▸ **TASK DIRECTIONS**
Present every line in which the string "Machine" appears.

=== TASK DATA ===

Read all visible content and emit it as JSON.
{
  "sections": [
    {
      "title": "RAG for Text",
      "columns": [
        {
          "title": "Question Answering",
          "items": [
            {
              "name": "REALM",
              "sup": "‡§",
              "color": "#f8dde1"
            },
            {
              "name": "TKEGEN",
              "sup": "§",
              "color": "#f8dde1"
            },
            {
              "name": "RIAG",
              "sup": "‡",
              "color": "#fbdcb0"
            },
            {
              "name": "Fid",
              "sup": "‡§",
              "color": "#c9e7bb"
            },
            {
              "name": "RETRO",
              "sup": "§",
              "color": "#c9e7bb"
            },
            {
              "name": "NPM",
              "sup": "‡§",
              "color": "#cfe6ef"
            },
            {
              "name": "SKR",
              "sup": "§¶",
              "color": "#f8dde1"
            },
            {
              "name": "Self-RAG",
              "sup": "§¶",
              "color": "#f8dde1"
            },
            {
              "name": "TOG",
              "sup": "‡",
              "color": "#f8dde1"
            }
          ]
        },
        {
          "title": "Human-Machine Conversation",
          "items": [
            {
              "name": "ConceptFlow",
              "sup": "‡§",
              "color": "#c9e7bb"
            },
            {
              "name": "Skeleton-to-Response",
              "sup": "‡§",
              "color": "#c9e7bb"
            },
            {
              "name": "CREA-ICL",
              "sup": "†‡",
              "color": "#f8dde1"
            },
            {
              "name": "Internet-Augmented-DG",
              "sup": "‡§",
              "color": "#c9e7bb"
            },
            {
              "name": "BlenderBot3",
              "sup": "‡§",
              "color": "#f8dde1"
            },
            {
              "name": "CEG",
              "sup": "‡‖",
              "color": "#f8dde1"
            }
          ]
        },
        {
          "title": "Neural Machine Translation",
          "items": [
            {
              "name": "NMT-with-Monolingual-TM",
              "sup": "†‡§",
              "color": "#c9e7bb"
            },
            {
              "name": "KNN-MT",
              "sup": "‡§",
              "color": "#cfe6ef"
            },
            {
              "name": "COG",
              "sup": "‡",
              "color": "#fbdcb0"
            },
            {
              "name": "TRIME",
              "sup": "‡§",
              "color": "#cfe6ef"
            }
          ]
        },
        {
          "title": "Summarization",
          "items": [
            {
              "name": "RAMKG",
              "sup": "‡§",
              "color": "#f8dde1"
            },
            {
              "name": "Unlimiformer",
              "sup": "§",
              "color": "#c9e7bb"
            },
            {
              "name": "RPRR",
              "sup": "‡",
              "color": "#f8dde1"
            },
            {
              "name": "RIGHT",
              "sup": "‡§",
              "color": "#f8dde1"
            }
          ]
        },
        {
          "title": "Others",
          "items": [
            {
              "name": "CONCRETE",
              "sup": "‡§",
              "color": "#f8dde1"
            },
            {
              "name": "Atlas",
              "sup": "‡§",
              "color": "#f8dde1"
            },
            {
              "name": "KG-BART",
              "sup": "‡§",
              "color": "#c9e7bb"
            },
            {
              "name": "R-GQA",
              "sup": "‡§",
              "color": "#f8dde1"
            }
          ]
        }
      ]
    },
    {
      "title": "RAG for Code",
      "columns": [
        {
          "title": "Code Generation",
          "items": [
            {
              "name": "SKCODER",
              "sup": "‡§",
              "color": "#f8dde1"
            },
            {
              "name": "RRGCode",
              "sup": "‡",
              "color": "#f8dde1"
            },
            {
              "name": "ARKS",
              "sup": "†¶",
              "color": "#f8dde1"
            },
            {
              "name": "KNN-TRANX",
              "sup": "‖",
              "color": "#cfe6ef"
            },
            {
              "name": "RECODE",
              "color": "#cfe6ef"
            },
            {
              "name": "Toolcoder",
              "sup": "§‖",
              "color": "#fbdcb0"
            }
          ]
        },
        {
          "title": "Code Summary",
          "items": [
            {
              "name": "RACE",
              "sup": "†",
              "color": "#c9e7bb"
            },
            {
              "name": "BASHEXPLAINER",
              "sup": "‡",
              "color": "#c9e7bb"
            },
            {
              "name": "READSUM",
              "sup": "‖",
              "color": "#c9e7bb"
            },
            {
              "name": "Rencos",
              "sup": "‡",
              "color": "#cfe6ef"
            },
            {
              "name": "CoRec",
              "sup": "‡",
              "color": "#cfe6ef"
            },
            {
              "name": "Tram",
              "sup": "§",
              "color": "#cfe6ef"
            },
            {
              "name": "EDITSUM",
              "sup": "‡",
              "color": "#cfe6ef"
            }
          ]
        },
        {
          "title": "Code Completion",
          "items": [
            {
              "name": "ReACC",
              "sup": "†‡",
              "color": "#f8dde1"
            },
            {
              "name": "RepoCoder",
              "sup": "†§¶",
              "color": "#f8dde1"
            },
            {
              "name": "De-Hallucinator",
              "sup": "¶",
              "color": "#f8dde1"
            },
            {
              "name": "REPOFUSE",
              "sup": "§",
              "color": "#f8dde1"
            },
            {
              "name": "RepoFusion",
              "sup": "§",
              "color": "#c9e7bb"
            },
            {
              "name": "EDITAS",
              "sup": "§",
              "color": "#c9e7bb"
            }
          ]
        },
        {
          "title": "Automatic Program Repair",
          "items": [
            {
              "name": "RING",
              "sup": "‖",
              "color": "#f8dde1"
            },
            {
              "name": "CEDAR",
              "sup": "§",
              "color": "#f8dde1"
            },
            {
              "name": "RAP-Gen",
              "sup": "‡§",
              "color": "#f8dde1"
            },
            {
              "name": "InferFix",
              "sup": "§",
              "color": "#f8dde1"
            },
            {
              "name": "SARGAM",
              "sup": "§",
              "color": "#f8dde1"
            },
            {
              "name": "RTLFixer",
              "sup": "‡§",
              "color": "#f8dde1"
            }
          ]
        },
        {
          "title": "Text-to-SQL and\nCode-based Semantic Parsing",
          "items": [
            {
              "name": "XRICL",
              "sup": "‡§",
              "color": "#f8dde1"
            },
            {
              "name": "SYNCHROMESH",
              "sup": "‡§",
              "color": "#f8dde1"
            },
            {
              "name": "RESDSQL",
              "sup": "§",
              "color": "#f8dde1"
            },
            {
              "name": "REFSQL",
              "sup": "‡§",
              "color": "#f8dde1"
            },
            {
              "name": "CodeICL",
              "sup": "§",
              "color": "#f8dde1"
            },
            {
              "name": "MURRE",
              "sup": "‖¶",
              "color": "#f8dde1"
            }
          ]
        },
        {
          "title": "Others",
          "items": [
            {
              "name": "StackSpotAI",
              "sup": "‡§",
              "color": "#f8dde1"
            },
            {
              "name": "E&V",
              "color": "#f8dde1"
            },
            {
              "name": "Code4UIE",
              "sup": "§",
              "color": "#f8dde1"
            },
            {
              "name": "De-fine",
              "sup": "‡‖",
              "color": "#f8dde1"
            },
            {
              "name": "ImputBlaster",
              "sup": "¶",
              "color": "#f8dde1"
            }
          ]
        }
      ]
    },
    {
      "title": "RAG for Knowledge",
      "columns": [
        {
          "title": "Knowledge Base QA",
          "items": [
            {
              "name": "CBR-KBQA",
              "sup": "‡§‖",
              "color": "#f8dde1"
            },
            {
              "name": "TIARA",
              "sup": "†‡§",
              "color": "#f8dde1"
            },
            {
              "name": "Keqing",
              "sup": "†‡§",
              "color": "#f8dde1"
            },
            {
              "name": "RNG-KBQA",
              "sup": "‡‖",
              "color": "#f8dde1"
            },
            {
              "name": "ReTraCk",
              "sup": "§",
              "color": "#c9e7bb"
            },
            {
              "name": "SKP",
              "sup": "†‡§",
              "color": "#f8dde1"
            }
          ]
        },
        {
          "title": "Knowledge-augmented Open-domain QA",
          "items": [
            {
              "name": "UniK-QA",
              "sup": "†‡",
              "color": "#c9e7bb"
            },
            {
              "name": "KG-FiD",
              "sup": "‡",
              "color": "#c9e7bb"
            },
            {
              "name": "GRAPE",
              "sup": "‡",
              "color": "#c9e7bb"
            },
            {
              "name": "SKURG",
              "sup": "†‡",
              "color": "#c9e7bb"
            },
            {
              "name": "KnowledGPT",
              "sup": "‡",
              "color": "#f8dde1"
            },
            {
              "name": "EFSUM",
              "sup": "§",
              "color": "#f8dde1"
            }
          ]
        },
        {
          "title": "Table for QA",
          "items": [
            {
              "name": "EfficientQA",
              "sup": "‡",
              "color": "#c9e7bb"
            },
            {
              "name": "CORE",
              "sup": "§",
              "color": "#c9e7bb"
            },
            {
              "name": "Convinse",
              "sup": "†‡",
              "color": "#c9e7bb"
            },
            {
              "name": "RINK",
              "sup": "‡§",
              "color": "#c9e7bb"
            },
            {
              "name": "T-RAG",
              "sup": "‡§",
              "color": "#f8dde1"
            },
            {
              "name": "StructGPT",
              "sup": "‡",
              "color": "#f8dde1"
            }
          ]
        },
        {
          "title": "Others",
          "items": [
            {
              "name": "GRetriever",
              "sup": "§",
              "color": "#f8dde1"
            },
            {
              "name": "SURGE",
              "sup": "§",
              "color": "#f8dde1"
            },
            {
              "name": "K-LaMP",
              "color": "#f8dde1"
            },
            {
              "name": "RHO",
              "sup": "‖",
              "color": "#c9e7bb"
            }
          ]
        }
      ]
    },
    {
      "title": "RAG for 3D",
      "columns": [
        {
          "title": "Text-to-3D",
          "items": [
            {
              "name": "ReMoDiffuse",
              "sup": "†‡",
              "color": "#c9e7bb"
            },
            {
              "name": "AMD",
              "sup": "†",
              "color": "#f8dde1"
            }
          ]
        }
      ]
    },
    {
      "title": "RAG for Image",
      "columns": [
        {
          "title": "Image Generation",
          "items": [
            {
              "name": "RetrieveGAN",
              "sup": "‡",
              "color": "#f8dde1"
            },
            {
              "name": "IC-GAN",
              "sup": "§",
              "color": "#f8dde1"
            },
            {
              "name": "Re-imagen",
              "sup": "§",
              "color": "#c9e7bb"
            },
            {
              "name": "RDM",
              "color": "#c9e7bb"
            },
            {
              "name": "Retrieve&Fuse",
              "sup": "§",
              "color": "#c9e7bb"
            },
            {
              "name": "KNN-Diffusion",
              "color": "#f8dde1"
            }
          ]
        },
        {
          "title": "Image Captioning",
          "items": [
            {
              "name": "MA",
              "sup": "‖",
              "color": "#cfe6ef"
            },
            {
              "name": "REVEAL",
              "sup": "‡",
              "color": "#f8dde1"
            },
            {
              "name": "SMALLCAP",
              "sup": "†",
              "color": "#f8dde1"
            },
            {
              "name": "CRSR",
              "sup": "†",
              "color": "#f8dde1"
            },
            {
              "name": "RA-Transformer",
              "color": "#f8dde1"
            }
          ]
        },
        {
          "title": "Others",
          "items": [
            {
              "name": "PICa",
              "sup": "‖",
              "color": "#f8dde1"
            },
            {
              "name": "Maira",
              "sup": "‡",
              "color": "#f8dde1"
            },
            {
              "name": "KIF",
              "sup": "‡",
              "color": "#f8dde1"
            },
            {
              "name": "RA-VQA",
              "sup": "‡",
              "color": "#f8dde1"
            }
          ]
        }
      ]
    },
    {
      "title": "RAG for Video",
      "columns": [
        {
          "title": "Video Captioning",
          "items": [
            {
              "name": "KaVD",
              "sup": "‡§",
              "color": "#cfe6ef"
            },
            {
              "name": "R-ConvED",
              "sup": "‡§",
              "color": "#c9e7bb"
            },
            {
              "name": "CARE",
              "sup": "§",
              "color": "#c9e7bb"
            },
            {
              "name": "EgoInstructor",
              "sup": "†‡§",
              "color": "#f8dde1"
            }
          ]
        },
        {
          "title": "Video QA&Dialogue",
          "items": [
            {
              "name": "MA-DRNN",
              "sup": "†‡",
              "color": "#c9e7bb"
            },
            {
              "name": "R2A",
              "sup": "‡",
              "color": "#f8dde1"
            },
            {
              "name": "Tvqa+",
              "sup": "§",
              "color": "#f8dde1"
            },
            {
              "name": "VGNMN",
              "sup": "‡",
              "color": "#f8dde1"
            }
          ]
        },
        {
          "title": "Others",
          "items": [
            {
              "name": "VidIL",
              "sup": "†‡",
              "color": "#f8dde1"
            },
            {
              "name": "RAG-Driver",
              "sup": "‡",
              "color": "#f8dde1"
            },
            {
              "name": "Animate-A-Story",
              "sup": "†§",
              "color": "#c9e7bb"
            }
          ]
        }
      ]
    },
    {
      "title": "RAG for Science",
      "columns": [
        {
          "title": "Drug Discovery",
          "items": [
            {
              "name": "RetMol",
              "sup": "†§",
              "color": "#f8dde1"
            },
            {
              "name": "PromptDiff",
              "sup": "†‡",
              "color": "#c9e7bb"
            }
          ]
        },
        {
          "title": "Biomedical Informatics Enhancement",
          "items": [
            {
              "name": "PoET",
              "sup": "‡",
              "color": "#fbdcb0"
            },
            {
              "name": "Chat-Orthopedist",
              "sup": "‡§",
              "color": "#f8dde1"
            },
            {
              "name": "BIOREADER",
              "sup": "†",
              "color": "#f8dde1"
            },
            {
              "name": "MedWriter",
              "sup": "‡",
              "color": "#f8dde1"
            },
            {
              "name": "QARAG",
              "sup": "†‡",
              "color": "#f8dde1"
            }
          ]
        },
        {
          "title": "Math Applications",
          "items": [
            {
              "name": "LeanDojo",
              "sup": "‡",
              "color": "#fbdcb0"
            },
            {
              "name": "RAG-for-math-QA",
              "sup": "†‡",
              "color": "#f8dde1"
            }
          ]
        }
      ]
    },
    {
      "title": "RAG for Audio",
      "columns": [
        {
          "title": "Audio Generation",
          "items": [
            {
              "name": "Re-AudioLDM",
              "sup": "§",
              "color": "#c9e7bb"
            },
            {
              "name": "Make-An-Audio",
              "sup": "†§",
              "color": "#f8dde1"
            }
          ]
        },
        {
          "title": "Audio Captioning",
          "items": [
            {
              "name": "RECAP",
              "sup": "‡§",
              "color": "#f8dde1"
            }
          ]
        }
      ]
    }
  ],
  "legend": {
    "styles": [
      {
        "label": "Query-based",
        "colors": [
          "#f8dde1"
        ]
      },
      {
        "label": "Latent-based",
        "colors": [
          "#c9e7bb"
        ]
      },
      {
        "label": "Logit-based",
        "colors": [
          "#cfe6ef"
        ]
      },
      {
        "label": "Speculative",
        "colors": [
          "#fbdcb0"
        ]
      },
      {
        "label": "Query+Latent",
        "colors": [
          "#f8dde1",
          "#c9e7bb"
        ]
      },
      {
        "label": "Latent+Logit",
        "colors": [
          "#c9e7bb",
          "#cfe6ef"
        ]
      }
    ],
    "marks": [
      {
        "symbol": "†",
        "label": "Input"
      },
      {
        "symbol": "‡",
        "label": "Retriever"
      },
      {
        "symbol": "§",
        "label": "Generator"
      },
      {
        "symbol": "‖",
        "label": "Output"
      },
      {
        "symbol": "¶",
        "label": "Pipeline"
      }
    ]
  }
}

===

▸ **WRITTEN RESPONSE**
          "title": "Human-Machine Conversation",
          "title": "Neural Machine Translation",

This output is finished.